(Extracted data entries)
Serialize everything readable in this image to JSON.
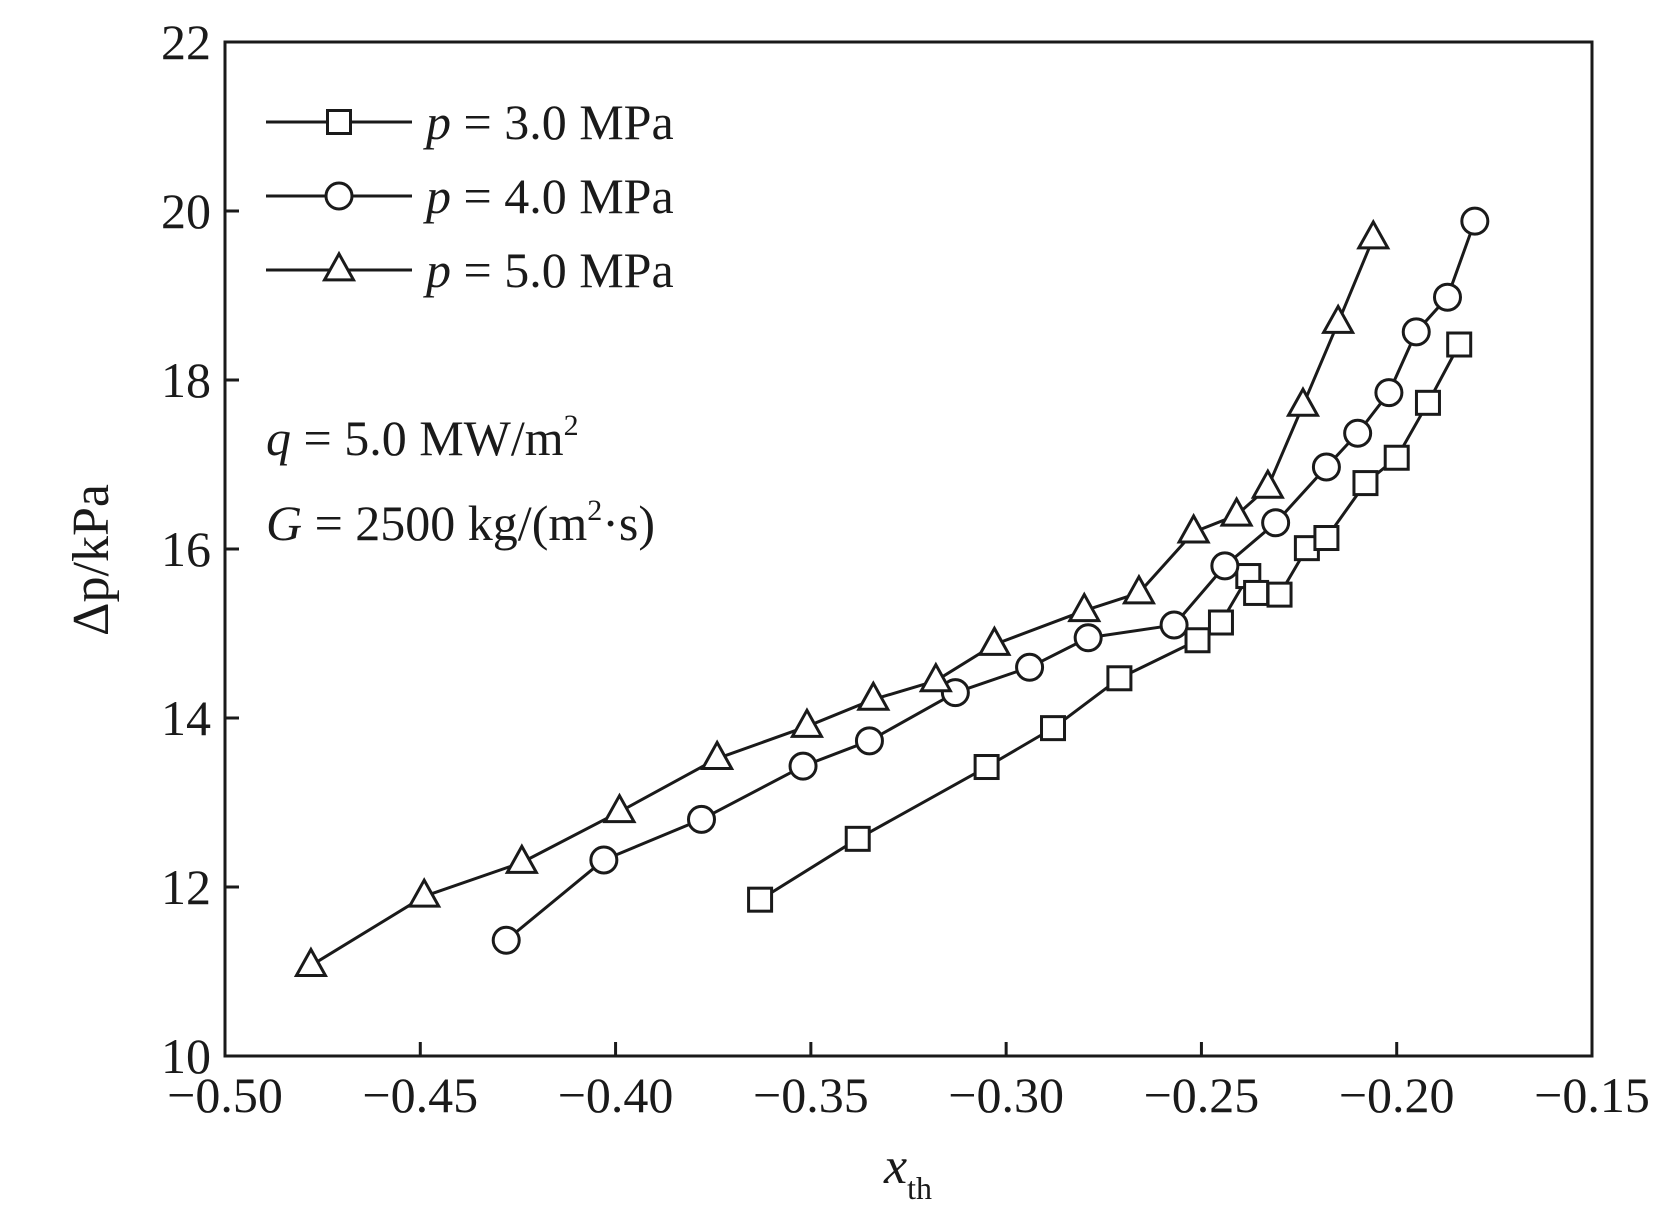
{
  "chart_data": {
    "type": "line",
    "title": "",
    "xlabel": "x",
    "xlabel_sub": "th",
    "ylabel": "Δp/kPa",
    "xlim": [
      -0.5,
      -0.15
    ],
    "ylim": [
      10,
      22
    ],
    "x_ticks": [
      -0.5,
      -0.45,
      -0.4,
      -0.35,
      -0.3,
      -0.25,
      -0.2,
      -0.15
    ],
    "x_tick_labels": [
      "−0.50",
      "−0.45",
      "−0.40",
      "−0.35",
      "−0.30",
      "−0.25",
      "−0.20",
      "−0.15"
    ],
    "y_ticks": [
      10,
      12,
      14,
      16,
      18,
      20,
      22
    ],
    "y_tick_labels": [
      "10",
      "12",
      "14",
      "16",
      "18",
      "20",
      "22"
    ],
    "grid": false,
    "legend_position": "top-left",
    "series": [
      {
        "name": "p = 3.0 MPa",
        "legend_var": "p",
        "legend_value": " = 3.0 MPa",
        "marker": "square",
        "x": [
          -0.363,
          -0.338,
          -0.305,
          -0.288,
          -0.271,
          -0.251,
          -0.245,
          -0.238,
          -0.236,
          -0.23,
          -0.223,
          -0.218,
          -0.208,
          -0.2,
          -0.192,
          -0.184
        ],
        "y": [
          11.85,
          12.57,
          13.42,
          13.88,
          14.47,
          14.92,
          15.13,
          15.68,
          15.48,
          15.46,
          16.01,
          16.13,
          16.78,
          17.08,
          17.73,
          18.42
        ]
      },
      {
        "name": "p = 4.0 MPa",
        "legend_var": "p",
        "legend_value": " = 4.0 MPa",
        "marker": "circle",
        "x": [
          -0.428,
          -0.403,
          -0.378,
          -0.352,
          -0.335,
          -0.313,
          -0.294,
          -0.279,
          -0.257,
          -0.244,
          -0.231,
          -0.218,
          -0.21,
          -0.202,
          -0.195,
          -0.187,
          -0.18
        ],
        "y": [
          11.37,
          12.32,
          12.8,
          13.43,
          13.73,
          14.3,
          14.6,
          14.95,
          15.1,
          15.8,
          16.31,
          16.97,
          17.37,
          17.85,
          18.57,
          18.98,
          19.88
        ]
      },
      {
        "name": "p = 5.0 MPa",
        "legend_var": "p",
        "legend_value": " = 5.0 MPa",
        "marker": "triangle",
        "x": [
          -0.478,
          -0.449,
          -0.424,
          -0.399,
          -0.374,
          -0.351,
          -0.334,
          -0.318,
          -0.303,
          -0.28,
          -0.266,
          -0.252,
          -0.241,
          -0.233,
          -0.224,
          -0.215,
          -0.206
        ],
        "y": [
          11.07,
          11.89,
          12.29,
          12.89,
          13.52,
          13.9,
          14.22,
          14.44,
          14.87,
          15.27,
          15.48,
          16.2,
          16.4,
          16.73,
          17.7,
          18.68,
          19.68
        ]
      }
    ],
    "annotations": [
      {
        "var": "q",
        "text": " = 5.0 MW/m",
        "sup": "2"
      },
      {
        "var": "G",
        "text": " = 2500 kg/(m",
        "sup": "2",
        "tail": "·s)"
      }
    ]
  }
}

PROBLEM:
Your job is to transcribe the entries above exactly; skip the pictures.

SOLUTION:
Serialize everything readable in this image to JSON.
{
  "chart_data": {
    "type": "line",
    "title": "",
    "xlabel": "x",
    "xlabel_sub": "th",
    "ylabel": "Δp/kPa",
    "xlim": [
      -0.5,
      -0.15
    ],
    "ylim": [
      10,
      22
    ],
    "x_ticks": [
      -0.5,
      -0.45,
      -0.4,
      -0.35,
      -0.3,
      -0.25,
      -0.2,
      -0.15
    ],
    "x_tick_labels": [
      "−0.50",
      "−0.45",
      "−0.40",
      "−0.35",
      "−0.30",
      "−0.25",
      "−0.20",
      "−0.15"
    ],
    "y_ticks": [
      10,
      12,
      14,
      16,
      18,
      20,
      22
    ],
    "y_tick_labels": [
      "10",
      "12",
      "14",
      "16",
      "18",
      "20",
      "22"
    ],
    "grid": false,
    "legend_position": "top-left",
    "series": [
      {
        "name": "p = 3.0 MPa",
        "legend_var": "p",
        "legend_value": " = 3.0 MPa",
        "marker": "square",
        "x": [
          -0.363,
          -0.338,
          -0.305,
          -0.288,
          -0.271,
          -0.251,
          -0.245,
          -0.238,
          -0.236,
          -0.23,
          -0.223,
          -0.218,
          -0.208,
          -0.2,
          -0.192,
          -0.184
        ],
        "y": [
          11.85,
          12.57,
          13.42,
          13.88,
          14.47,
          14.92,
          15.13,
          15.68,
          15.48,
          15.46,
          16.01,
          16.13,
          16.78,
          17.08,
          17.73,
          18.42
        ]
      },
      {
        "name": "p = 4.0 MPa",
        "legend_var": "p",
        "legend_value": " = 4.0 MPa",
        "marker": "circle",
        "x": [
          -0.428,
          -0.403,
          -0.378,
          -0.352,
          -0.335,
          -0.313,
          -0.294,
          -0.279,
          -0.257,
          -0.244,
          -0.231,
          -0.218,
          -0.21,
          -0.202,
          -0.195,
          -0.187,
          -0.18
        ],
        "y": [
          11.37,
          12.32,
          12.8,
          13.43,
          13.73,
          14.3,
          14.6,
          14.95,
          15.1,
          15.8,
          16.31,
          16.97,
          17.37,
          17.85,
          18.57,
          18.98,
          19.88
        ]
      },
      {
        "name": "p = 5.0 MPa",
        "legend_var": "p",
        "legend_value": " = 5.0 MPa",
        "marker": "triangle",
        "x": [
          -0.478,
          -0.449,
          -0.424,
          -0.399,
          -0.374,
          -0.351,
          -0.334,
          -0.318,
          -0.303,
          -0.28,
          -0.266,
          -0.252,
          -0.241,
          -0.233,
          -0.224,
          -0.215,
          -0.206
        ],
        "y": [
          11.07,
          11.89,
          12.29,
          12.89,
          13.52,
          13.9,
          14.22,
          14.44,
          14.87,
          15.27,
          15.48,
          16.2,
          16.4,
          16.73,
          17.7,
          18.68,
          19.68
        ]
      }
    ],
    "annotations": [
      {
        "var": "q",
        "text": " = 5.0 MW/m",
        "sup": "2"
      },
      {
        "var": "G",
        "text": " = 2500 kg/(m",
        "sup": "2",
        "tail": "·s)"
      }
    ]
  }
}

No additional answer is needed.